### Objective
Each entry below is to be duplicated verbatim.

:: Data for this task

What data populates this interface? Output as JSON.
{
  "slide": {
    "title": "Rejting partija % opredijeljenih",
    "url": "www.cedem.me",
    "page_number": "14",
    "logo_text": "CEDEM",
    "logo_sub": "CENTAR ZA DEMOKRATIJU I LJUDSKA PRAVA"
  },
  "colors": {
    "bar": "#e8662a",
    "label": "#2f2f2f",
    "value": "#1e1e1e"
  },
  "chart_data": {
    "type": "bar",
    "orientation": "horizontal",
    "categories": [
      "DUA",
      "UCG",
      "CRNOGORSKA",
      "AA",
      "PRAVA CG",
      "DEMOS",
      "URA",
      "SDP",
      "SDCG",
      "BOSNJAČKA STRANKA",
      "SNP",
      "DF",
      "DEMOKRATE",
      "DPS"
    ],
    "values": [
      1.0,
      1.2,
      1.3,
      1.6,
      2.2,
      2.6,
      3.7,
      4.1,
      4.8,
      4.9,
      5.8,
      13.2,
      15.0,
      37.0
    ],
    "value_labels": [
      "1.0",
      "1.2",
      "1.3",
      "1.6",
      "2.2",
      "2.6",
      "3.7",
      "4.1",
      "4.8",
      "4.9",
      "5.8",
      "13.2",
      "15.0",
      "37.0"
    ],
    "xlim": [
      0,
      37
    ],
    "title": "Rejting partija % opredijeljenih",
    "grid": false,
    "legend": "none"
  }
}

::::

### Exercise solution
What data populates this interface? Output as JSON.
{
  "slide": {
    "title": "Rejting partija % opredijeljenih",
    "url": "www.cedem.me",
    "page_number": "14",
    "logo_text": "CEDEM",
    "logo_sub": "CENTAR ZA DEMOKRATIJU I LJUDSKA PRAVA"
  },
  "colors": {
    "bar": "#e8662a",
    "label": "#2f2f2f",
    "value": "#1e1e1e"
  },
  "chart_data": {
    "type": "bar",
    "orientation": "horizontal",
    "categories": [
      "DUA",
      "UCG",
      "CRNOGORSKA",
      "AA",
      "PRAVA CG",
      "DEMOS",
      "URA",
      "SDP",
      "SDCG",
      "BOSNJAČKA STRANKA",
      "SNP",
      "DF",
      "DEMOKRATE",
      "DPS"
    ],
    "values": [
      1.0,
      1.2,
      1.3,
      1.6,
      2.2,
      2.6,
      3.7,
      4.1,
      4.8,
      4.9,
      5.8,
      13.2,
      15.0,
      37.0
    ],
    "value_labels": [
      "1.0",
      "1.2",
      "1.3",
      "1.6",
      "2.2",
      "2.6",
      "3.7",
      "4.1",
      "4.8",
      "4.9",
      "5.8",
      "13.2",
      "15.0",
      "37.0"
    ],
    "xlim": [
      0,
      37
    ],
    "title": "Rejting partija % opredijeljenih",
    "grid": false,
    "legend": "none"
  }
}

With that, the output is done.